**MATERIAL TO PROCESS**
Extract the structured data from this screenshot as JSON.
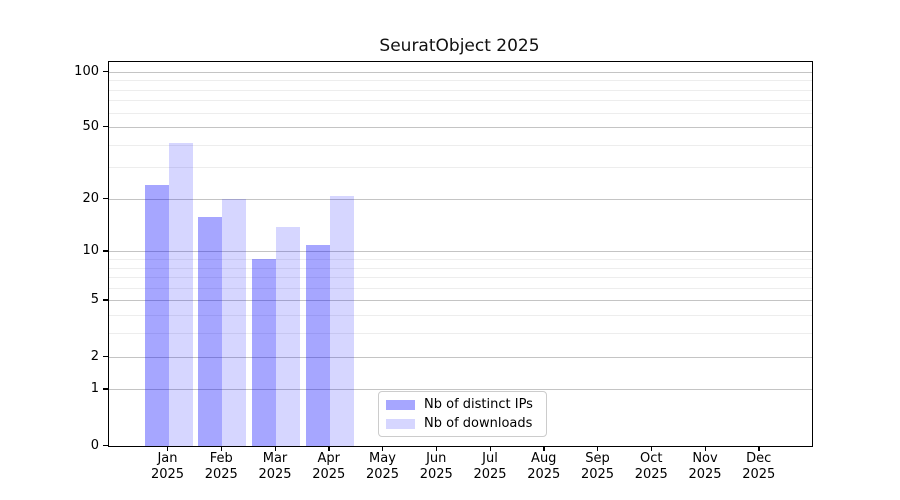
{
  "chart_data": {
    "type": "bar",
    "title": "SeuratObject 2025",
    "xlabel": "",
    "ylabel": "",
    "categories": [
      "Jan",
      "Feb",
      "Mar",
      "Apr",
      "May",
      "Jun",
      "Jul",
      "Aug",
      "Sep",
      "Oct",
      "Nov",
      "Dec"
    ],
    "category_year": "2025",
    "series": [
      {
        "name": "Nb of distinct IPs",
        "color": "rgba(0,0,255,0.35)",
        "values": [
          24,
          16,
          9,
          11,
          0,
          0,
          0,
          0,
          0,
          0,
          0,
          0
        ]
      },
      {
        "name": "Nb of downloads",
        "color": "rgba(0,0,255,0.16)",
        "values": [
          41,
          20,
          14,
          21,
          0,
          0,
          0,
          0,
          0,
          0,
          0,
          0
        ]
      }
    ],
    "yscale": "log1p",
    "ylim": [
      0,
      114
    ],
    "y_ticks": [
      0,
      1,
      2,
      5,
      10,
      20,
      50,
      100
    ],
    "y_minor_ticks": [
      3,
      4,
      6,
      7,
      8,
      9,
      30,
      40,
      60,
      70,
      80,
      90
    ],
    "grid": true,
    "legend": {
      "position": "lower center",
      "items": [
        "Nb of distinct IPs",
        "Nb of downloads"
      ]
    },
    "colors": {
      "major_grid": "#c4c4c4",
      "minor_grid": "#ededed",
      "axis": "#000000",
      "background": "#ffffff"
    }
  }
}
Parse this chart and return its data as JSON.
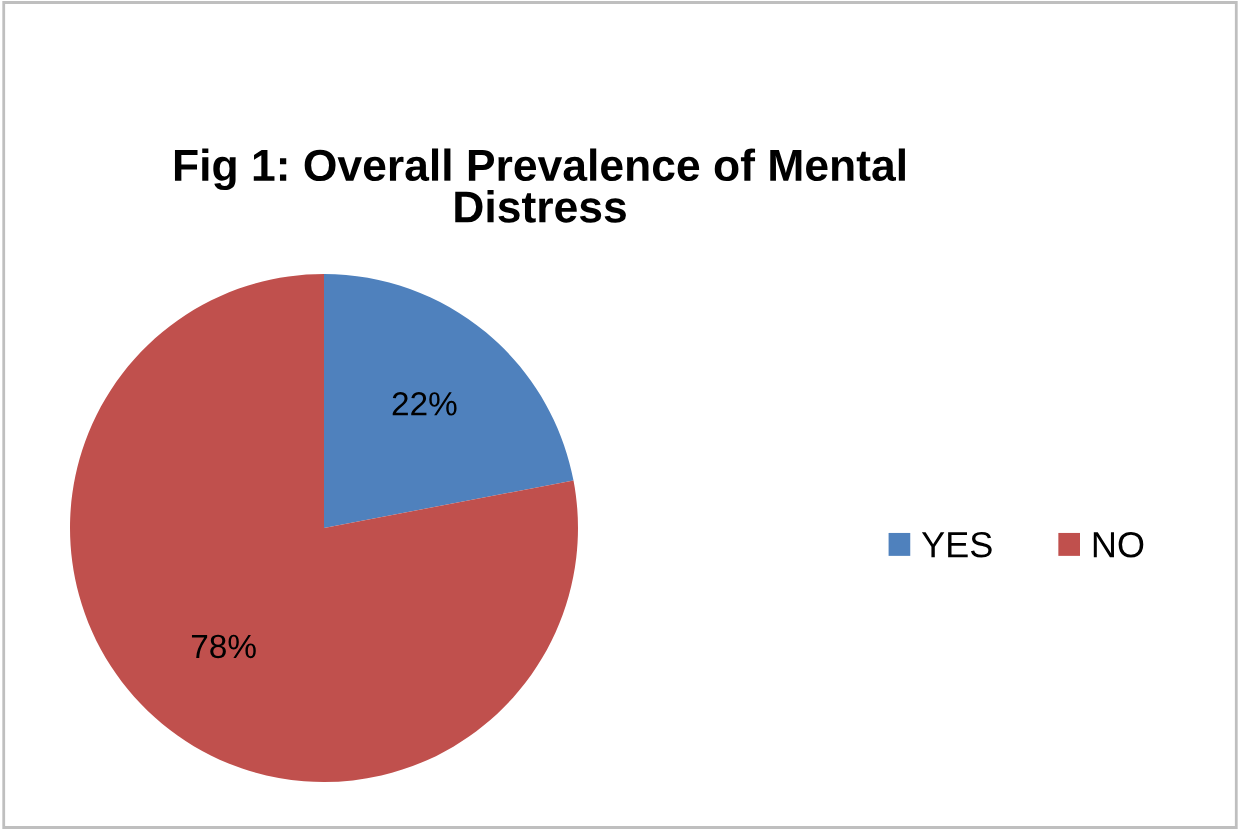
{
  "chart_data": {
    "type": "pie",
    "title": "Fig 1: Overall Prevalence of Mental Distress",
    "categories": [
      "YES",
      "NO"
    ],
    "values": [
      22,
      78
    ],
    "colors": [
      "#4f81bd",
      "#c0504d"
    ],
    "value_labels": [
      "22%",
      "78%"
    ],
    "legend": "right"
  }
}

**TASK TO COMPLETE**
Write out every entry again word for word, without any of the pictures.

**WRITTEN REPLY**
Extract the structured data from this screenshot as JSON.
{
  "chart_data": {
    "type": "bar",
    "title": "SeuratObject 2025",
    "xlabel": "",
    "ylabel": "",
    "categories": [
      "Jan",
      "Feb",
      "Mar",
      "Apr",
      "May",
      "Jun",
      "Jul",
      "Aug",
      "Sep",
      "Oct",
      "Nov",
      "Dec"
    ],
    "category_year": "2025",
    "series": [
      {
        "name": "Nb of distinct IPs",
        "color": "rgba(0,0,255,0.35)",
        "values": [
          24,
          16,
          9,
          11,
          0,
          0,
          0,
          0,
          0,
          0,
          0,
          0
        ]
      },
      {
        "name": "Nb of downloads",
        "color": "rgba(0,0,255,0.16)",
        "values": [
          41,
          20,
          14,
          21,
          0,
          0,
          0,
          0,
          0,
          0,
          0,
          0
        ]
      }
    ],
    "yscale": "log1p",
    "ylim": [
      0,
      114
    ],
    "y_ticks": [
      0,
      1,
      2,
      5,
      10,
      20,
      50,
      100
    ],
    "y_minor_ticks": [
      3,
      4,
      6,
      7,
      8,
      9,
      30,
      40,
      60,
      70,
      80,
      90
    ],
    "grid": true,
    "legend": {
      "position": "lower center",
      "items": [
        "Nb of distinct IPs",
        "Nb of downloads"
      ]
    },
    "colors": {
      "major_grid": "#c4c4c4",
      "minor_grid": "#ededed",
      "axis": "#000000",
      "background": "#ffffff"
    }
  }
}
Parse this chart and return its data as JSON.
{
  "chart_data": {
    "type": "pie",
    "title": "Fig 1: Overall Prevalence of Mental Distress",
    "categories": [
      "YES",
      "NO"
    ],
    "values": [
      22,
      78
    ],
    "colors": [
      "#4f81bd",
      "#c0504d"
    ],
    "value_labels": [
      "22%",
      "78%"
    ],
    "legend": "right"
  }
}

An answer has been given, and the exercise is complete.